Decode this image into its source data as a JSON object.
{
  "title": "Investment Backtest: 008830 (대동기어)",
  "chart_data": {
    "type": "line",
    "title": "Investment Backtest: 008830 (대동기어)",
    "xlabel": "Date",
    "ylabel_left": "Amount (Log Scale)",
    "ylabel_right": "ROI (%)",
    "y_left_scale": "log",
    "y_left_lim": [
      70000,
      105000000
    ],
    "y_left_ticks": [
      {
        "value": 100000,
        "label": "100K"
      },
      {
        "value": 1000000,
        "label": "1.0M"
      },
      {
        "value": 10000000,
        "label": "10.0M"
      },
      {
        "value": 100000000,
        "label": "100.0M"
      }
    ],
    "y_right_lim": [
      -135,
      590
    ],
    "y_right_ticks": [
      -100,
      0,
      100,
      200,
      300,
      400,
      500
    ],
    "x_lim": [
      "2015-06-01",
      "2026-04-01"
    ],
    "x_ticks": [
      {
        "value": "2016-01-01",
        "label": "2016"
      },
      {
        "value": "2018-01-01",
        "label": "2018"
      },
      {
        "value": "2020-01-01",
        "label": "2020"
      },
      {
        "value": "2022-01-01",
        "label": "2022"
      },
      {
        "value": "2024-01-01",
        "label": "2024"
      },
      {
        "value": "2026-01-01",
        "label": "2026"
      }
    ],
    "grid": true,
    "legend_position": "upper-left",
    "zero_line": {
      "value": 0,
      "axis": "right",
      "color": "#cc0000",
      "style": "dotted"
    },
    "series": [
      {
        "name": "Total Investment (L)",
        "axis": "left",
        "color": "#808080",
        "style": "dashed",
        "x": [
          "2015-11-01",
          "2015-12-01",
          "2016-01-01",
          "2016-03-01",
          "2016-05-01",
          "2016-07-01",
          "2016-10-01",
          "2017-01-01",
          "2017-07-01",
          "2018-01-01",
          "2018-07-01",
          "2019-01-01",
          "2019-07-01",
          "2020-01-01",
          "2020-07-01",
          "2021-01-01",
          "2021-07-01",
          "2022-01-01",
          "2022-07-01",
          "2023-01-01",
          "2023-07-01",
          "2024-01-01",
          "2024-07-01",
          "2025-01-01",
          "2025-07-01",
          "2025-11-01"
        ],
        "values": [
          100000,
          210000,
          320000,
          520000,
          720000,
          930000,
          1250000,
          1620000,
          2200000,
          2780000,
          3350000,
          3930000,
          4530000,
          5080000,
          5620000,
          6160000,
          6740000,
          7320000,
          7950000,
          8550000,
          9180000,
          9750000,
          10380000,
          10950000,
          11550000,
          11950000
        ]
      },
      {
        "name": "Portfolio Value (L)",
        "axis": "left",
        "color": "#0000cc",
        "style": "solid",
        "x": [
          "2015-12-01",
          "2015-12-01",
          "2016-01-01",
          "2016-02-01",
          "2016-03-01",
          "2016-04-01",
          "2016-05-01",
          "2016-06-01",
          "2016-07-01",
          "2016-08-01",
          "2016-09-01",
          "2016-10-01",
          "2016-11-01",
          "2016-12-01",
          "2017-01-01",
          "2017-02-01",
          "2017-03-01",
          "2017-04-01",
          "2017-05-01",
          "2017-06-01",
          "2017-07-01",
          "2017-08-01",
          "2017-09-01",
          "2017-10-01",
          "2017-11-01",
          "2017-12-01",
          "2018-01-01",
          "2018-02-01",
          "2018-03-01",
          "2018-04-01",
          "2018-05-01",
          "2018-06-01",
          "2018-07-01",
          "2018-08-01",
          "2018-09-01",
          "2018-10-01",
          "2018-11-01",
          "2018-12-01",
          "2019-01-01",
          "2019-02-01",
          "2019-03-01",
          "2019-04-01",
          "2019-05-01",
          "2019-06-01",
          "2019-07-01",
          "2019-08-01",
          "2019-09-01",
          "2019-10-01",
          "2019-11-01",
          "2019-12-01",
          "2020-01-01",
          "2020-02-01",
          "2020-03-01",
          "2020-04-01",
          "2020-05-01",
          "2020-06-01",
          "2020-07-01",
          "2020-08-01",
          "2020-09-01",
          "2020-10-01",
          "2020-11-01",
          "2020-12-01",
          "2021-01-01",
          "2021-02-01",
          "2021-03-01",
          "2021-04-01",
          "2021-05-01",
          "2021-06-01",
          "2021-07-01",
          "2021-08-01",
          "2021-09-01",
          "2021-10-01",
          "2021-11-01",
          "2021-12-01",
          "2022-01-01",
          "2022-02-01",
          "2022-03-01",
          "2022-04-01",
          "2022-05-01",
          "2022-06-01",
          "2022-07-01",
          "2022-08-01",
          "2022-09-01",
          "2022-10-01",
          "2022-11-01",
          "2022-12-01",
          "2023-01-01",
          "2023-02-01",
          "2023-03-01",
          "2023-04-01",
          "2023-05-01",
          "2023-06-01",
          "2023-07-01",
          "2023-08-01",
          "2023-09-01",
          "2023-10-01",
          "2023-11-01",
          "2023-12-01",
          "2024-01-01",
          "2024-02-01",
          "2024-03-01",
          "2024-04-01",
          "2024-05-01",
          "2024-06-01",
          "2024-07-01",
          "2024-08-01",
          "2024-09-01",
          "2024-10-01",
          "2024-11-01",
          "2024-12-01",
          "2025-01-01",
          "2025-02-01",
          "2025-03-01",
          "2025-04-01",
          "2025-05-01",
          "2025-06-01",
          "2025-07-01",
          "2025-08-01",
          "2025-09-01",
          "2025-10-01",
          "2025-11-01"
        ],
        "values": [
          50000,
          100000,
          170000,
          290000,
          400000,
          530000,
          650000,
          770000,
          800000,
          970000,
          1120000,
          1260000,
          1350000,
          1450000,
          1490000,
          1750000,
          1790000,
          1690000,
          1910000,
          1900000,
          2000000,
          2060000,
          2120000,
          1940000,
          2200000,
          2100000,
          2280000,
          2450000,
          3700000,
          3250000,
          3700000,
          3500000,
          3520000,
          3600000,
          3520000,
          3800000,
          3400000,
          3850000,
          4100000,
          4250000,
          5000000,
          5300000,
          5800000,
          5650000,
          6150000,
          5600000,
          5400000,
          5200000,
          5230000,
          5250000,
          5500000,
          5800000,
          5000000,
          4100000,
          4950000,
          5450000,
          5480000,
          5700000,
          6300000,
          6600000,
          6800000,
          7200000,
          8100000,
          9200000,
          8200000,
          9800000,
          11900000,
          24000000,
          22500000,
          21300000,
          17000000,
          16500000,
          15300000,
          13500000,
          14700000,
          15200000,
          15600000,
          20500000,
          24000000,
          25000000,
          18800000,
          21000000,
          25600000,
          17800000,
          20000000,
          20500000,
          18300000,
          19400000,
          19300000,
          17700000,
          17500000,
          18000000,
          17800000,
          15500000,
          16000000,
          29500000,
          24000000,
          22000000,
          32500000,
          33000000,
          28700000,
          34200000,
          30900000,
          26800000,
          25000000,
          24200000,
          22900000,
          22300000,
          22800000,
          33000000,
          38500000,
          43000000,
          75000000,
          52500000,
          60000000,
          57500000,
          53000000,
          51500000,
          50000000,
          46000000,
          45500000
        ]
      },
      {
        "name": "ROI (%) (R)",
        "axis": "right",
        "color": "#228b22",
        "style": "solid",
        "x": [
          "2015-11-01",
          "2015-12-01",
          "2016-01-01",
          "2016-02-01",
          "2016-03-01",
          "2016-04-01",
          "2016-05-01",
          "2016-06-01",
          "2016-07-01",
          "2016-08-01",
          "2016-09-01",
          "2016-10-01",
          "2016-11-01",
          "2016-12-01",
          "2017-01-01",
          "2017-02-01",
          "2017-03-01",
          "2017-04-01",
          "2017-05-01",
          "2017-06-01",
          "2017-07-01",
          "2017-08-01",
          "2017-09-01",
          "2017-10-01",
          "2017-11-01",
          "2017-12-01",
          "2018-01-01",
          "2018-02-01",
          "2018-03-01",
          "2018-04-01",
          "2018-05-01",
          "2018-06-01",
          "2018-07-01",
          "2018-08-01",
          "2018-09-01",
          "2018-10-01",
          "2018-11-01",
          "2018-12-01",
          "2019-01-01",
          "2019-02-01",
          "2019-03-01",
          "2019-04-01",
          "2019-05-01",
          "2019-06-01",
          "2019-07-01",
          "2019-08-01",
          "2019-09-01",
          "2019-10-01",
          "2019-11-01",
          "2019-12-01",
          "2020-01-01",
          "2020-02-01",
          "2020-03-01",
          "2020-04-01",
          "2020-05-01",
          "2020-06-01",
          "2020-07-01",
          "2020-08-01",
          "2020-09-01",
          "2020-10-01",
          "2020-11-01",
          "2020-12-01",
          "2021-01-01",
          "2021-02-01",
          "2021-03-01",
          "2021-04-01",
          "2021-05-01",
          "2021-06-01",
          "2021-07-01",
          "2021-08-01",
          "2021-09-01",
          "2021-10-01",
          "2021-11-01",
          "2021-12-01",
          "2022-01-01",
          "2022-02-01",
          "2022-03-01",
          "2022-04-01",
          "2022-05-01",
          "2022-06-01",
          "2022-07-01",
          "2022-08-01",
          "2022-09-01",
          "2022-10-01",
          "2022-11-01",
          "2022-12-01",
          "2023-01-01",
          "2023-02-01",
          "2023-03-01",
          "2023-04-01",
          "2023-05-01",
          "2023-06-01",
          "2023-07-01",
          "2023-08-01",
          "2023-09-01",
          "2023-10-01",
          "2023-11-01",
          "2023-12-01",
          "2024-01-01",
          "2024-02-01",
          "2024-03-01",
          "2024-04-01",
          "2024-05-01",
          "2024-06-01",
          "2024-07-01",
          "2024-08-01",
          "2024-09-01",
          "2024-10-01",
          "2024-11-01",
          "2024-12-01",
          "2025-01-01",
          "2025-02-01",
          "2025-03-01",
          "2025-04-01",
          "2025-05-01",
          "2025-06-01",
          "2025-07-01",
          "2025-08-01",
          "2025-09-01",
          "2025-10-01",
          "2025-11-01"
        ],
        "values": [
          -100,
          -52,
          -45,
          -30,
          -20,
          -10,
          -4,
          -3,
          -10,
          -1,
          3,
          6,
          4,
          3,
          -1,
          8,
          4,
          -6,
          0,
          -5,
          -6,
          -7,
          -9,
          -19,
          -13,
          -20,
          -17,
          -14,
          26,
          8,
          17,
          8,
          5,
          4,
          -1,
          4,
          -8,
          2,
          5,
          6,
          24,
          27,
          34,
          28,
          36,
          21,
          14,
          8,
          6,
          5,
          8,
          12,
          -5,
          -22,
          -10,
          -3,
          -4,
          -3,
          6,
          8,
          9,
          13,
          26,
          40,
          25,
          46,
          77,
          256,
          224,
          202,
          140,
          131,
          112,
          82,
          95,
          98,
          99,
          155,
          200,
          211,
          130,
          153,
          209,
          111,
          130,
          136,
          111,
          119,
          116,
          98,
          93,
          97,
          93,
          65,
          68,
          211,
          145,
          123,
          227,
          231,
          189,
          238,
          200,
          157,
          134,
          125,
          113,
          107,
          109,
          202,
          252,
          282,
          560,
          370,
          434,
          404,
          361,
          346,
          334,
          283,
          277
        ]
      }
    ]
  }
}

------------------------

_WHAT YOU NEED TO DO_
Copy out each line of the data containing the string "name".

_RESULT OF THE TASK_
        "name": "Total Investment (L)",
        "name": "Portfolio Value (L)",
        "name": "ROI (%) (R)",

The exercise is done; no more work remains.